--- Short exercise ---
The exercise asks for every line of the data to be reproduced exactly.

--- Extracted records ---
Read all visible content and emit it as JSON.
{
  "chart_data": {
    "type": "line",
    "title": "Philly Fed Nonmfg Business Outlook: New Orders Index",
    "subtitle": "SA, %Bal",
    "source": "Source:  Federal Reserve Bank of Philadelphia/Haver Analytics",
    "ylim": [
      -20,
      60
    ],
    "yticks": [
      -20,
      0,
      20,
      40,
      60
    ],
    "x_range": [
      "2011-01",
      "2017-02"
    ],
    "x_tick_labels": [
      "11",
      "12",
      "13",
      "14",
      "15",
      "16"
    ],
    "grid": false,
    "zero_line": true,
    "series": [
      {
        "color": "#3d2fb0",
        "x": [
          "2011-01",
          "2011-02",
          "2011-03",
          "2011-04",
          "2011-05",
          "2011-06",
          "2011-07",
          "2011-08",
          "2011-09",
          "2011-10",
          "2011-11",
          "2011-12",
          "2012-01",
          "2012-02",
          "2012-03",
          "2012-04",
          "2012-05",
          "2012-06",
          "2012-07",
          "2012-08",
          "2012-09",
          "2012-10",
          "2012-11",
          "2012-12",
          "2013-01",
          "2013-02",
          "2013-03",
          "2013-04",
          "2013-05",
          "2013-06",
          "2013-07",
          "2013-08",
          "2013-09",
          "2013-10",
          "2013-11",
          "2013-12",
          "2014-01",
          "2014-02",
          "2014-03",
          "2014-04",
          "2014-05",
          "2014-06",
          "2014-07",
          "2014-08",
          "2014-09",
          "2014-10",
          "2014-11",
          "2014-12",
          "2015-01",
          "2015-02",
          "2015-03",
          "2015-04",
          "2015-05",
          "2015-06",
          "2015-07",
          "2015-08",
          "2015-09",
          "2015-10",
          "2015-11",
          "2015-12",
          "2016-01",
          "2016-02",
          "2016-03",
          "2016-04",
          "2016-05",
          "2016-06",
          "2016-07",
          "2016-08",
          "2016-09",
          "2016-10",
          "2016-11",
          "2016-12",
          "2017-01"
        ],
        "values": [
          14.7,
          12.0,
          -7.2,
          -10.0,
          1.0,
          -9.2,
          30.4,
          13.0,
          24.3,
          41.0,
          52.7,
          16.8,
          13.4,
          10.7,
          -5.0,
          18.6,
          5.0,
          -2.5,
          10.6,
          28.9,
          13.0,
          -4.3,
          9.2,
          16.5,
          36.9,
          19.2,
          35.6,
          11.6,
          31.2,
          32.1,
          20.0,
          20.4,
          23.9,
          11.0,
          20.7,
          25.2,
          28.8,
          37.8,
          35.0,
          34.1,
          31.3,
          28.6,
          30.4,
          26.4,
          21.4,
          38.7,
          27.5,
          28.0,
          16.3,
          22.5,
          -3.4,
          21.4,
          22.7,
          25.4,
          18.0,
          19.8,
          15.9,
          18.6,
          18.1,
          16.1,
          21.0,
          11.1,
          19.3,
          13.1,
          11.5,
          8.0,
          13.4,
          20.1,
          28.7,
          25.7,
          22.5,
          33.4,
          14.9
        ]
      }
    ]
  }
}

--- Answer to the exercise ---
Read all visible content and emit it as JSON.
{
  "chart_data": {
    "type": "line",
    "title": "Philly Fed Nonmfg Business Outlook: New Orders Index",
    "subtitle": "SA, %Bal",
    "source": "Source:  Federal Reserve Bank of Philadelphia/Haver Analytics",
    "ylim": [
      -20,
      60
    ],
    "yticks": [
      -20,
      0,
      20,
      40,
      60
    ],
    "x_range": [
      "2011-01",
      "2017-02"
    ],
    "x_tick_labels": [
      "11",
      "12",
      "13",
      "14",
      "15",
      "16"
    ],
    "grid": false,
    "zero_line": true,
    "series": [
      {
        "color": "#3d2fb0",
        "x": [
          "2011-01",
          "2011-02",
          "2011-03",
          "2011-04",
          "2011-05",
          "2011-06",
          "2011-07",
          "2011-08",
          "2011-09",
          "2011-10",
          "2011-11",
          "2011-12",
          "2012-01",
          "2012-02",
          "2012-03",
          "2012-04",
          "2012-05",
          "2012-06",
          "2012-07",
          "2012-08",
          "2012-09",
          "2012-10",
          "2012-11",
          "2012-12",
          "2013-01",
          "2013-02",
          "2013-03",
          "2013-04",
          "2013-05",
          "2013-06",
          "2013-07",
          "2013-08",
          "2013-09",
          "2013-10",
          "2013-11",
          "2013-12",
          "2014-01",
          "2014-02",
          "2014-03",
          "2014-04",
          "2014-05",
          "2014-06",
          "2014-07",
          "2014-08",
          "2014-09",
          "2014-10",
          "2014-11",
          "2014-12",
          "2015-01",
          "2015-02",
          "2015-03",
          "2015-04",
          "2015-05",
          "2015-06",
          "2015-07",
          "2015-08",
          "2015-09",
          "2015-10",
          "2015-11",
          "2015-12",
          "2016-01",
          "2016-02",
          "2016-03",
          "2016-04",
          "2016-05",
          "2016-06",
          "2016-07",
          "2016-08",
          "2016-09",
          "2016-10",
          "2016-11",
          "2016-12",
          "2017-01"
        ],
        "values": [
          14.7,
          12.0,
          -7.2,
          -10.0,
          1.0,
          -9.2,
          30.4,
          13.0,
          24.3,
          41.0,
          52.7,
          16.8,
          13.4,
          10.7,
          -5.0,
          18.6,
          5.0,
          -2.5,
          10.6,
          28.9,
          13.0,
          -4.3,
          9.2,
          16.5,
          36.9,
          19.2,
          35.6,
          11.6,
          31.2,
          32.1,
          20.0,
          20.4,
          23.9,
          11.0,
          20.7,
          25.2,
          28.8,
          37.8,
          35.0,
          34.1,
          31.3,
          28.6,
          30.4,
          26.4,
          21.4,
          38.7,
          27.5,
          28.0,
          16.3,
          22.5,
          -3.4,
          21.4,
          22.7,
          25.4,
          18.0,
          19.8,
          15.9,
          18.6,
          18.1,
          16.1,
          21.0,
          11.1,
          19.3,
          13.1,
          11.5,
          8.0,
          13.4,
          20.1,
          28.7,
          25.7,
          22.5,
          33.4,
          14.9
        ]
      }
    ]
  }
}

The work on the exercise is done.